--- Task goal ---
Search the listing below for the string "traditions" and show each line that contains it.

--- Dataset excerpts ---

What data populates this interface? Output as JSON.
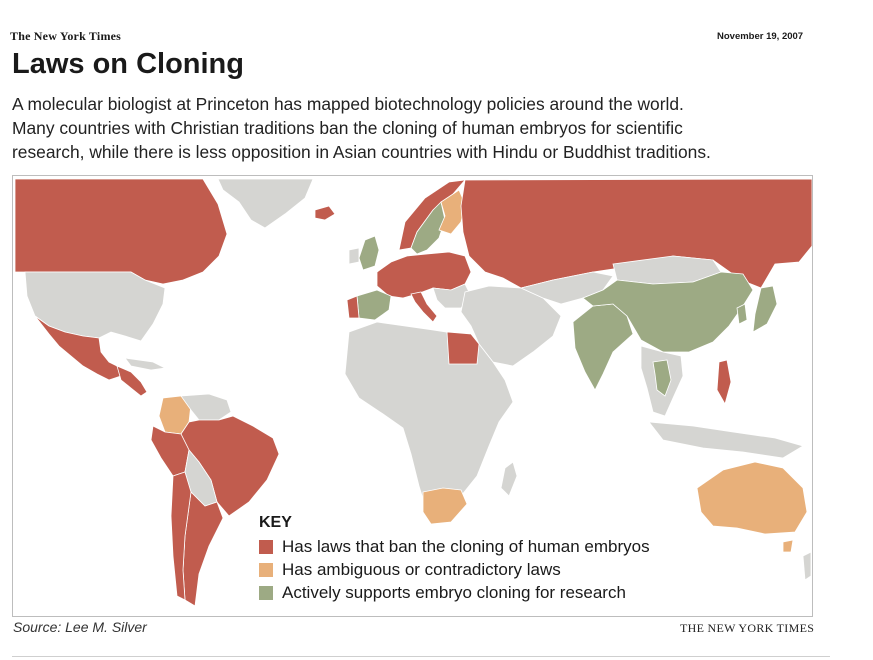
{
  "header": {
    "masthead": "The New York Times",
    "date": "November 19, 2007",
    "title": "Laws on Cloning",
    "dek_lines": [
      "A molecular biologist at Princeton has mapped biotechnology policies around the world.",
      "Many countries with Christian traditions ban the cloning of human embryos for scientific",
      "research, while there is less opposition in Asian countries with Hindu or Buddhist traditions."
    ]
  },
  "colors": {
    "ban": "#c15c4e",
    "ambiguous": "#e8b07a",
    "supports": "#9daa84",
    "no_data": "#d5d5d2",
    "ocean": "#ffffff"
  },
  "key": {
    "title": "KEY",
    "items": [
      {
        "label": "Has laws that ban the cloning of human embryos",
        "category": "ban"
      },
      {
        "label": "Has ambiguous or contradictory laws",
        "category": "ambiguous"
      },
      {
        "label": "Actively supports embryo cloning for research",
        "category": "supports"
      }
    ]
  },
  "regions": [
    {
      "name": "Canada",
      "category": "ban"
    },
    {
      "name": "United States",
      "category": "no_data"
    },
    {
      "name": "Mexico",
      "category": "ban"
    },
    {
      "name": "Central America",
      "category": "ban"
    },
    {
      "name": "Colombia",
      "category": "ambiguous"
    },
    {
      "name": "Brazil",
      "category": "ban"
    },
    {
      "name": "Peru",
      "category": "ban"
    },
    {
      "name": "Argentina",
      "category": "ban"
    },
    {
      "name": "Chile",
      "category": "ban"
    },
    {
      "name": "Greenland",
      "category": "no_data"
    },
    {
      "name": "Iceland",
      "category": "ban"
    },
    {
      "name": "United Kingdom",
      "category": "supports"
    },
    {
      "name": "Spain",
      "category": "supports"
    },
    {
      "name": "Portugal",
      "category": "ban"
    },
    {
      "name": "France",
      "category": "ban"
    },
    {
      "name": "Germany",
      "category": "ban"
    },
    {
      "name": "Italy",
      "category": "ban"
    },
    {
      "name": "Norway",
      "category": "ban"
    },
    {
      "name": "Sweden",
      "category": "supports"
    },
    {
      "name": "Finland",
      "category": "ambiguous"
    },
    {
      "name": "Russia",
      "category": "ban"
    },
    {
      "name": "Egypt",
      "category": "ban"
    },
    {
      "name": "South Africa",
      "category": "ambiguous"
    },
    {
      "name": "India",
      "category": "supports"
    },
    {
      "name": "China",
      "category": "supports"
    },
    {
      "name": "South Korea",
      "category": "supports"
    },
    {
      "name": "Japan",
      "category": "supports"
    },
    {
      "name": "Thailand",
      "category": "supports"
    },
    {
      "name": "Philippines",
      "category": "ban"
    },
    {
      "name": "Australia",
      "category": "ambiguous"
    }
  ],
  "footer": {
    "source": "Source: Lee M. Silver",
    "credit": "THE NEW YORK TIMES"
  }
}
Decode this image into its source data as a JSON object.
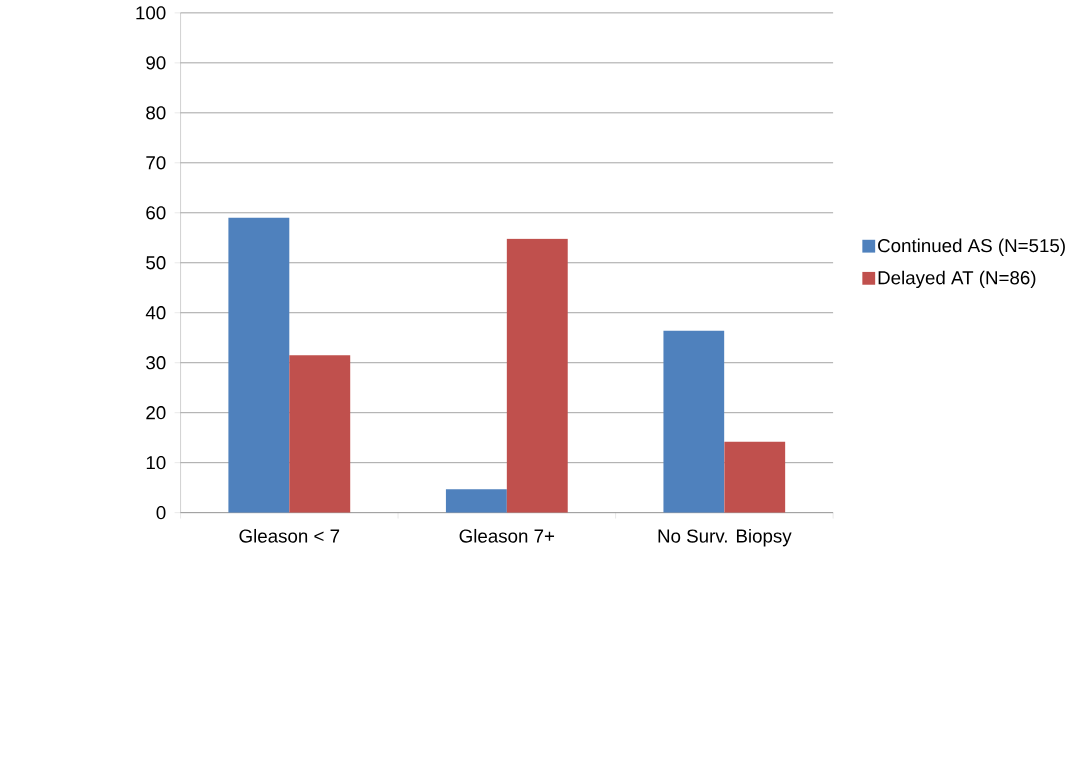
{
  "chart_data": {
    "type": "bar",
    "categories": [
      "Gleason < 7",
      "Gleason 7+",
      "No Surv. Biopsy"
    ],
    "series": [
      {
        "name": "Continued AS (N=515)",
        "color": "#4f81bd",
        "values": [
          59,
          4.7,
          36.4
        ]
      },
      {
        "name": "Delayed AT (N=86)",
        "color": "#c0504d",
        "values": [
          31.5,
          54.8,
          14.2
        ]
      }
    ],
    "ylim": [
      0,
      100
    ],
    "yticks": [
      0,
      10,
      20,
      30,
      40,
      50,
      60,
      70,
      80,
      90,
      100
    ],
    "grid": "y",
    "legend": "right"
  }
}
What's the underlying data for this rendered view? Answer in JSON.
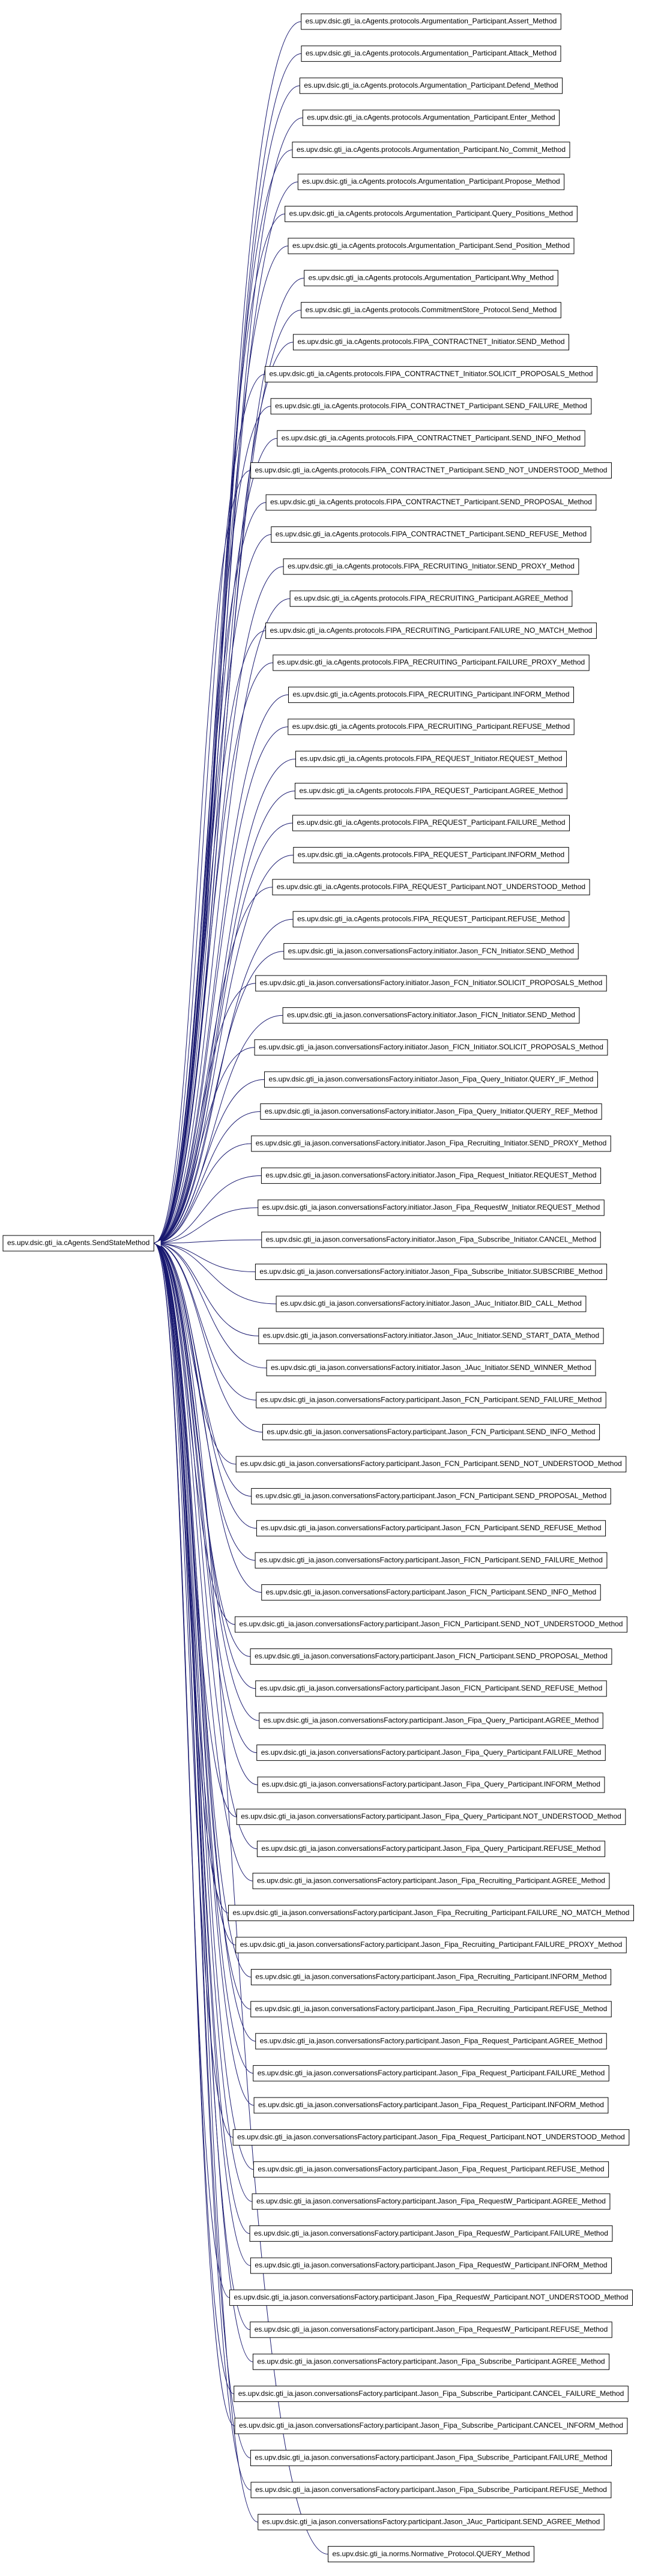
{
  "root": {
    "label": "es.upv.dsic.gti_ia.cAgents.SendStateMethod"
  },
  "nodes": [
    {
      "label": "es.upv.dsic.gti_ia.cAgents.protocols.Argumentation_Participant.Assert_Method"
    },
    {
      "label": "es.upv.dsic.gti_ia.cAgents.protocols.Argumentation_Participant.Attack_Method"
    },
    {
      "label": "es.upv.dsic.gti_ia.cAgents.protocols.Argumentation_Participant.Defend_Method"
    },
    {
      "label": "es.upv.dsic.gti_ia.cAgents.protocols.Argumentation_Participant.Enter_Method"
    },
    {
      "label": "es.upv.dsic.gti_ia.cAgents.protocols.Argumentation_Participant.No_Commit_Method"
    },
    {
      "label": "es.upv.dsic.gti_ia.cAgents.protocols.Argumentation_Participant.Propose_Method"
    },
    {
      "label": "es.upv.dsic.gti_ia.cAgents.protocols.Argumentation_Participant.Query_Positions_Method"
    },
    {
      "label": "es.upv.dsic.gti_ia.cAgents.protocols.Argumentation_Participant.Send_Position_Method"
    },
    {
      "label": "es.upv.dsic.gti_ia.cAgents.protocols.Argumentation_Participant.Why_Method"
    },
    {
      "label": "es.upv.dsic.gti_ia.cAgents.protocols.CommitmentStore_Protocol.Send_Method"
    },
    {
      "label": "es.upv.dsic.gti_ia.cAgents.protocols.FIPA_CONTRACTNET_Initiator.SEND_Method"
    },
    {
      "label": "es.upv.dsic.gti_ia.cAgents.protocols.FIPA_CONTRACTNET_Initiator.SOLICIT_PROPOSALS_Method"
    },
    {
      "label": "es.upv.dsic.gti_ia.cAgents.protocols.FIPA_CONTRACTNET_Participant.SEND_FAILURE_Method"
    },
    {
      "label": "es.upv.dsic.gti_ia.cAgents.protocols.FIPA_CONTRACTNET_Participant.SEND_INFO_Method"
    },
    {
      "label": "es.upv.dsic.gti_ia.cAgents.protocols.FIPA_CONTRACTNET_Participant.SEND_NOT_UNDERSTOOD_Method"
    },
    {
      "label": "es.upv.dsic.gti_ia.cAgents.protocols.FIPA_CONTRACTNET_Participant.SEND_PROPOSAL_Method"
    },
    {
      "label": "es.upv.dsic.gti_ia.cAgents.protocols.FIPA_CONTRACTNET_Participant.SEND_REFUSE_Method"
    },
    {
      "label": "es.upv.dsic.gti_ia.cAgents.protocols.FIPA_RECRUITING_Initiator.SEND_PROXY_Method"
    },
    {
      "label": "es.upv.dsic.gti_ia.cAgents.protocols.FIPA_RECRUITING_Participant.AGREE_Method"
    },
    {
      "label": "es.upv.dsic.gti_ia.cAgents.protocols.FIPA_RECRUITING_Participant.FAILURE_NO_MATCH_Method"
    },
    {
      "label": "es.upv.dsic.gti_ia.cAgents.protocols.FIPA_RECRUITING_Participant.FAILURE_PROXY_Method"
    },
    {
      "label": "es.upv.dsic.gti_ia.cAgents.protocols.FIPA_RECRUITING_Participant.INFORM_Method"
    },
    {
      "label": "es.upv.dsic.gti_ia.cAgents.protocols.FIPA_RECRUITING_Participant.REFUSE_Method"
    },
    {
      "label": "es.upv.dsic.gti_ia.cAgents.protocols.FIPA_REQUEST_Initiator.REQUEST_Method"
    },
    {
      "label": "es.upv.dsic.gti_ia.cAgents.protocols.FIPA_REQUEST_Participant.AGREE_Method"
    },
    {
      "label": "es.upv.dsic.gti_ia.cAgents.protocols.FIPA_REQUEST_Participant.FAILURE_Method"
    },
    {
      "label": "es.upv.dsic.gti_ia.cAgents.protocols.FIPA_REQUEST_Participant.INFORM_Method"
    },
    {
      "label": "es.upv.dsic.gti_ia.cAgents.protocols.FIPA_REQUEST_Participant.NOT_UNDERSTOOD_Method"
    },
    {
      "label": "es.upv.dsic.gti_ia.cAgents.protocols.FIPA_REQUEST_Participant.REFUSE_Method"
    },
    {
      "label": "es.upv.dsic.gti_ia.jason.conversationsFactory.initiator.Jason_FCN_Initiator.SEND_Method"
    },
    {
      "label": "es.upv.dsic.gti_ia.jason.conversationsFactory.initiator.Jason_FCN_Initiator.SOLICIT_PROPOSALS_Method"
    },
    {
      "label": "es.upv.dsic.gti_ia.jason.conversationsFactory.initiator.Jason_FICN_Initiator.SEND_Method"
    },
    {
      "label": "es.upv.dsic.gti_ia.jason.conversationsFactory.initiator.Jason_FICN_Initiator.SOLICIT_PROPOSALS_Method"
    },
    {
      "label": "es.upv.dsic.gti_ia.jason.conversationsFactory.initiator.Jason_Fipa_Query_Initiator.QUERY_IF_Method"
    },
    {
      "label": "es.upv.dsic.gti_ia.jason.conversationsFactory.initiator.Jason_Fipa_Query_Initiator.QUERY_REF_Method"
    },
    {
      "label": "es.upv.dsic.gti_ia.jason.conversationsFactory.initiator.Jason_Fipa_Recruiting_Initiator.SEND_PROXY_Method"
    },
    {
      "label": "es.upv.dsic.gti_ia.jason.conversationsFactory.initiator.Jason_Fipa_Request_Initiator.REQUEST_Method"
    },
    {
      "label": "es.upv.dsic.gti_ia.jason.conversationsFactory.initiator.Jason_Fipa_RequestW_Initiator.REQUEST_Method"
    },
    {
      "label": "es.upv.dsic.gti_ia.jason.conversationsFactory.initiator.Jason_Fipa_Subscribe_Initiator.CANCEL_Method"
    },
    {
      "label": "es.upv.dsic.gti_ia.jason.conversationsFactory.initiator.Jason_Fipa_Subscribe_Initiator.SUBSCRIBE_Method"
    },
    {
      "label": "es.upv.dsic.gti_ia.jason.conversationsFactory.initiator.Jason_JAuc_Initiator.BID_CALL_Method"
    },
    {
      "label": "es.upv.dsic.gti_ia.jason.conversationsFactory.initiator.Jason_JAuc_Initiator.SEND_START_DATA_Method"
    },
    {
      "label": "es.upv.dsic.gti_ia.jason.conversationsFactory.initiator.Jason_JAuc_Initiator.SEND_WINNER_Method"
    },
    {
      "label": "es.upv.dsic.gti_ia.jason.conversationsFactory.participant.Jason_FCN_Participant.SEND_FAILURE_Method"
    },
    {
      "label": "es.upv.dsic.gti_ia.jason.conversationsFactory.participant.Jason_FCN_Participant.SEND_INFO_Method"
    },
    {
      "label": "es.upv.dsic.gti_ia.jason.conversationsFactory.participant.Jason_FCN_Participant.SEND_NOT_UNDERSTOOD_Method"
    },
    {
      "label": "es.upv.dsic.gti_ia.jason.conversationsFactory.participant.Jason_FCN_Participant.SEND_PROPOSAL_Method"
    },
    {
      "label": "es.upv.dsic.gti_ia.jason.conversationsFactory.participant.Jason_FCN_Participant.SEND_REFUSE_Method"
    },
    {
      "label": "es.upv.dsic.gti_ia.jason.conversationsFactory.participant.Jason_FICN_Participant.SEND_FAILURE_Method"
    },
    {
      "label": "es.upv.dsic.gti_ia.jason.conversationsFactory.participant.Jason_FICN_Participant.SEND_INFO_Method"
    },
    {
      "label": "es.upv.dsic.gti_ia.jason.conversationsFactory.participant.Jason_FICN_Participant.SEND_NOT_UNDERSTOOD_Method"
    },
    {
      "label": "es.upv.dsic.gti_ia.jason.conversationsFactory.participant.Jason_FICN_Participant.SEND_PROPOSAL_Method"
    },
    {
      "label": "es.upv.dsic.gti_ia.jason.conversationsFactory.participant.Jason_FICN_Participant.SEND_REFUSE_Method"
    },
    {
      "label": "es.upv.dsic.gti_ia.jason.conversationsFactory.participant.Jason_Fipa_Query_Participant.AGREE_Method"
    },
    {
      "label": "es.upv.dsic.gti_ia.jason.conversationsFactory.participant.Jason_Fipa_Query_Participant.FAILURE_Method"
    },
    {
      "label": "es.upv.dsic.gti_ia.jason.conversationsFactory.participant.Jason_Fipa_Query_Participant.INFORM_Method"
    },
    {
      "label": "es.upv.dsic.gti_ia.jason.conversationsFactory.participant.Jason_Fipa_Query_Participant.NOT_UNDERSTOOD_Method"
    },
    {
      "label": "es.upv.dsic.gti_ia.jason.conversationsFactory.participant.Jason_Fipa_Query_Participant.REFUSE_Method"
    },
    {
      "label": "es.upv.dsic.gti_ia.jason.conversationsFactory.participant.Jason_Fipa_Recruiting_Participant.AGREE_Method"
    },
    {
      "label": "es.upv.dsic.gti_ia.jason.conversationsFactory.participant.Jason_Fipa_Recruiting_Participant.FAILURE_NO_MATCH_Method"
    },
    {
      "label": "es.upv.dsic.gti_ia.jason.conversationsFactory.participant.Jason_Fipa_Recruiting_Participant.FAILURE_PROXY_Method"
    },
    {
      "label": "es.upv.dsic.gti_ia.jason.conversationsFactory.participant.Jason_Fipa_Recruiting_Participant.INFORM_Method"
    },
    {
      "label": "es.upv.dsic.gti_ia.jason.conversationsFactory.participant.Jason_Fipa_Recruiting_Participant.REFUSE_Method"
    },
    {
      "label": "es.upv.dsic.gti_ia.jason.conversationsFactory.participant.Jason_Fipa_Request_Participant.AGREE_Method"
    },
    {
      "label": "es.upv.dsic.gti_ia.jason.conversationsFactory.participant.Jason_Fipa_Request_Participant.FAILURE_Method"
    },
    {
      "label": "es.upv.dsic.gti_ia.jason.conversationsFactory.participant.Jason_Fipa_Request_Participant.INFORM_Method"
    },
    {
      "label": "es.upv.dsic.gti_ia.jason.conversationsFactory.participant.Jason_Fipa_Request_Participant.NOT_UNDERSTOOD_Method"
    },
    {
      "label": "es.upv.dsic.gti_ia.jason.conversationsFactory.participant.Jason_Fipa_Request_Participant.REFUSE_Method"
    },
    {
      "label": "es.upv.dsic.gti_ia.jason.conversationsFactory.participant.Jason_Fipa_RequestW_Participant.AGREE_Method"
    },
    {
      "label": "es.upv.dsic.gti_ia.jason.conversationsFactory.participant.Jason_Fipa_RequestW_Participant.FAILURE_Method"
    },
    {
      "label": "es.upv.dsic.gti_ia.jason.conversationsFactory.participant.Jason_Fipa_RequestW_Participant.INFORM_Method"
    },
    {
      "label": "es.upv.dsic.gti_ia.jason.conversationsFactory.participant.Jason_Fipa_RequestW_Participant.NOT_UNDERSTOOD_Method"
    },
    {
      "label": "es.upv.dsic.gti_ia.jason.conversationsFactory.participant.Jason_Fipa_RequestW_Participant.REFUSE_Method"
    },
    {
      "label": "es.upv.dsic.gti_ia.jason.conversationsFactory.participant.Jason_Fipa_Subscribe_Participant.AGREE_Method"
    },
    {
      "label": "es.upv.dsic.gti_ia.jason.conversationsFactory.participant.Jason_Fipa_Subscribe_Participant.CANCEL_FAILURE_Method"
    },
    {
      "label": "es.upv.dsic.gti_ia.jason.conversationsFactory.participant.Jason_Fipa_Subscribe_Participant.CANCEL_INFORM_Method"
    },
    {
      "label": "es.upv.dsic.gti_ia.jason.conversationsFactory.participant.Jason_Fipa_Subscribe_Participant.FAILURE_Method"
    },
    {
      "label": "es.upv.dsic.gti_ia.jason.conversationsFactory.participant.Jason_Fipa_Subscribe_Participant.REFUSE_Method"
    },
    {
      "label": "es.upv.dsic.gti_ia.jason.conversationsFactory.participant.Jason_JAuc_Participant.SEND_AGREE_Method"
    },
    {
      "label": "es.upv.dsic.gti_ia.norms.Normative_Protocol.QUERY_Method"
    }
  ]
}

--- Solution for this problem ---
      "Many countries with Christian traditions ban the cloning of human embryos for scientific",
      "research, while there is less opposition in Asian countries with Hindu or Buddhist traditions."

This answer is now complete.